┌─ TRECHO DO DOCUMENTO

NÃO REVISADO NA ÍNTEGRA

 

Qualquer mãe e pai quer oferecer a melhor educação possível aos filhos e às filhas. Queremos que eles e elas sejam capazes de alcançar o céu e ir além do que nós mesmos fomos. Como vivemos em uma sociedade onde a educação compulsória ainda reina, nos deparamos com um grande dilema: como garantir que nossas crianças tenham oportunidade de aprender tudo aquilo que quiserem sem serem podadas por limitações institucionais? E se não concordarmos com o que é oferecido pelas instituições, como podemos oferecer alternativas que se encaixem dentro daquilo que acreditamos ser o melhor para nossos filhos e nossa família?

 

Em alguns países no mundo, educação domiciliar, ou homeschooling, é uma alternativa para famílias que não encontraram no sistema escolar vigente – público ou particular – aquilo que desejam para seus filhos. Nesses países existe um certo amparo legal para famílias que buscam no homeschooling a alternativa para educar seus filhos. Existem grupos de apoio, atividades voltadas para os mais variados interesses e inclusive descontos para materiais.

└─
┌─ AMOSTRAS DOS DADOS

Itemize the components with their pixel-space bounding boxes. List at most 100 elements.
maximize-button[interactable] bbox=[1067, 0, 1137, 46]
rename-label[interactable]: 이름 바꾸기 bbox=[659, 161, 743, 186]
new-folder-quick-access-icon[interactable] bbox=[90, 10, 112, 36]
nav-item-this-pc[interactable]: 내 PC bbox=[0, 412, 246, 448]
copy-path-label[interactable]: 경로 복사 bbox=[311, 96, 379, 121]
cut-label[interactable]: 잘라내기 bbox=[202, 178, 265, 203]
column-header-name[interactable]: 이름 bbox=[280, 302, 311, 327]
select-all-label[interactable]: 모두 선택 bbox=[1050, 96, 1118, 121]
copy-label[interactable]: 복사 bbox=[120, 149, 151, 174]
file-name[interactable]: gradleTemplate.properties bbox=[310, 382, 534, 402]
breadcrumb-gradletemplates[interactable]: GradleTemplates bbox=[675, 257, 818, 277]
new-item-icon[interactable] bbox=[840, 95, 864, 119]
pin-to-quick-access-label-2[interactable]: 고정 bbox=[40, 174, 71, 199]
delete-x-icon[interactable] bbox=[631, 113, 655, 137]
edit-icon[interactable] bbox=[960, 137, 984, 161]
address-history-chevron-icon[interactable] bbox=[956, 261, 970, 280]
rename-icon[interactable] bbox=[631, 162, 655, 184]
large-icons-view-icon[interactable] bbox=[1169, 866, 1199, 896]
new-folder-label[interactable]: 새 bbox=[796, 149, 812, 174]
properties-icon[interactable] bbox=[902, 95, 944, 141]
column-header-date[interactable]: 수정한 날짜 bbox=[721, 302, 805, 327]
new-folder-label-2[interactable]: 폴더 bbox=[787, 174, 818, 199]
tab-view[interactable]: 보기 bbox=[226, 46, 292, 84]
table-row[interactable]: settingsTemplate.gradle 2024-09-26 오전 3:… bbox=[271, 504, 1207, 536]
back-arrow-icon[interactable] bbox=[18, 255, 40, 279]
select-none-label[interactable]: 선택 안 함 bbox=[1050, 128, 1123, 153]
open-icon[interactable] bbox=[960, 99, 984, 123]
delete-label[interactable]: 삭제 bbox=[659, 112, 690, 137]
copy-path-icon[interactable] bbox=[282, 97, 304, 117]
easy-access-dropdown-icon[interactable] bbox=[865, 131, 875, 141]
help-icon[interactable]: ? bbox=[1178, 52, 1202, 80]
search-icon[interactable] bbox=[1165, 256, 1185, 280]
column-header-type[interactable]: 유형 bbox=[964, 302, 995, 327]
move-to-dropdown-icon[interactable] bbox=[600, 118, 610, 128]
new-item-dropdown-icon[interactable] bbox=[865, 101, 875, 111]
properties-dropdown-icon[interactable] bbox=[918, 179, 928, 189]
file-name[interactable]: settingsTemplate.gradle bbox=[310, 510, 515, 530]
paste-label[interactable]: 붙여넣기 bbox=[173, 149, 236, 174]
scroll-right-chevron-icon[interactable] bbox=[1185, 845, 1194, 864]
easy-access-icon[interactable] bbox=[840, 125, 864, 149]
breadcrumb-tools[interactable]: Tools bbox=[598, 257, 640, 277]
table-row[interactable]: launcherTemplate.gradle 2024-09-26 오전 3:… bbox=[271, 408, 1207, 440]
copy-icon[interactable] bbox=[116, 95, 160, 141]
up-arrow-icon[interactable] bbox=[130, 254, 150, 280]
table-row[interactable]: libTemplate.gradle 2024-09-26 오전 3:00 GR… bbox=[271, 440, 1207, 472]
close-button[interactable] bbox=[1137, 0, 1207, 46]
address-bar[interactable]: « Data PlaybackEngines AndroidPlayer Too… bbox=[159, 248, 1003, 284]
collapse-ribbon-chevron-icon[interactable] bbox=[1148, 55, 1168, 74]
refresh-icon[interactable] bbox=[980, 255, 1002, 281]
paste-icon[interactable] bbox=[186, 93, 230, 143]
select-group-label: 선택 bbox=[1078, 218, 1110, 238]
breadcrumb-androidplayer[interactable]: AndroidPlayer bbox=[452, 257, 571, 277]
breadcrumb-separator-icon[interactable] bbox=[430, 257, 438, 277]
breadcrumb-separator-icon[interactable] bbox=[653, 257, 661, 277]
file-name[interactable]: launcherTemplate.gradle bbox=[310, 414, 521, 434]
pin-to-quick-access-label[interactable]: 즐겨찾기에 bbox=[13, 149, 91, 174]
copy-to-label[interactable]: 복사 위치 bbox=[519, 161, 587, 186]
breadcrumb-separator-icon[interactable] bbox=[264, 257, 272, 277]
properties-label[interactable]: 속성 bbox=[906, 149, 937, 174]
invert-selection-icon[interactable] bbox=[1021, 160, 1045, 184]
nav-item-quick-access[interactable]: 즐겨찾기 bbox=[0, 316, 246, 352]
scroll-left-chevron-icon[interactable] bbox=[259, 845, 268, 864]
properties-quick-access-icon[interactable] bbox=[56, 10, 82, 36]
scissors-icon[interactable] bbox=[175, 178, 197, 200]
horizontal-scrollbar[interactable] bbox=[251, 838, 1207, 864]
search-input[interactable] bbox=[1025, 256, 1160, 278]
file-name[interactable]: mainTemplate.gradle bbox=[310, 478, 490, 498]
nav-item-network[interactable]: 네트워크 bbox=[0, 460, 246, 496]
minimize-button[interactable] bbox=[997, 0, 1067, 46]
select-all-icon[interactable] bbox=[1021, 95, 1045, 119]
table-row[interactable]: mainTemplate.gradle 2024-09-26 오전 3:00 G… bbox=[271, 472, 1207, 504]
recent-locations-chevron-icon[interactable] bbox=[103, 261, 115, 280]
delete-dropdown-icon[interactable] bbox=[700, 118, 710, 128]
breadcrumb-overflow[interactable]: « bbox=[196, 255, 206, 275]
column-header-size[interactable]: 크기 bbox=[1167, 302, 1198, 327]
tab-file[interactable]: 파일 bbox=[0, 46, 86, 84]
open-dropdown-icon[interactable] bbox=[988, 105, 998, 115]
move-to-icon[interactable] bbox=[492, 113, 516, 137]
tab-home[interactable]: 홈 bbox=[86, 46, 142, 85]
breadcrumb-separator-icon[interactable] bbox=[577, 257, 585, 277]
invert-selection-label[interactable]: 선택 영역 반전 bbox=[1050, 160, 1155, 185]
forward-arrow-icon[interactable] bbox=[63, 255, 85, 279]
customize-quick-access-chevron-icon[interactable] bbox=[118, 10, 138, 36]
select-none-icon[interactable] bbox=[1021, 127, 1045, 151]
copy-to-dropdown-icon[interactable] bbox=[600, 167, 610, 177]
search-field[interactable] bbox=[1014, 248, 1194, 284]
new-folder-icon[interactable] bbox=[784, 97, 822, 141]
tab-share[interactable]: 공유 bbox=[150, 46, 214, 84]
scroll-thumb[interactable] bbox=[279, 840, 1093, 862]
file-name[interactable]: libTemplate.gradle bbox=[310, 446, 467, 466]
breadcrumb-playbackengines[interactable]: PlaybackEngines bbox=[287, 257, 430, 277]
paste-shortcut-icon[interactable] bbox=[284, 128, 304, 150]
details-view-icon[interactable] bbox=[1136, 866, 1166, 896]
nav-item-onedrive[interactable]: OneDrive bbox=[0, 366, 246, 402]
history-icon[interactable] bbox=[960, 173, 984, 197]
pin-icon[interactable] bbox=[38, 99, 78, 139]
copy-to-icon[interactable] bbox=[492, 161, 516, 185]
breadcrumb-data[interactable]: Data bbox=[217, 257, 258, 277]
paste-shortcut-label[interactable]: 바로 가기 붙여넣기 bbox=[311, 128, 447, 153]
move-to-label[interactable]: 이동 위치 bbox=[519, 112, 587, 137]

└─

TAREFAS:
A. Reescreva de forma mais curta o parágrafo do texto sobre educação domiciliar que começa com "Em alguns países no mundo", mantendo os fatos principais.
B. No texto sobre educação domiciliar, liste tudo o que a frase iniciada por "Existem grupos de apoio" afirma existir nesses países.

RESPOSTAS:
A. Em alguns países, a educação domiciliar (homeschooling) é uma alternativa para famílias que não encontram no sistema escolar, público ou particular, o que desejam para os filhos. Nesses países há certo amparo legal, grupos de apoio, atividades para os mais variados interesses e até descontos para materiais.

B.
- Grupos de apoio
- Atividades voltadas para os mais variados interesses
- Descontos para materiais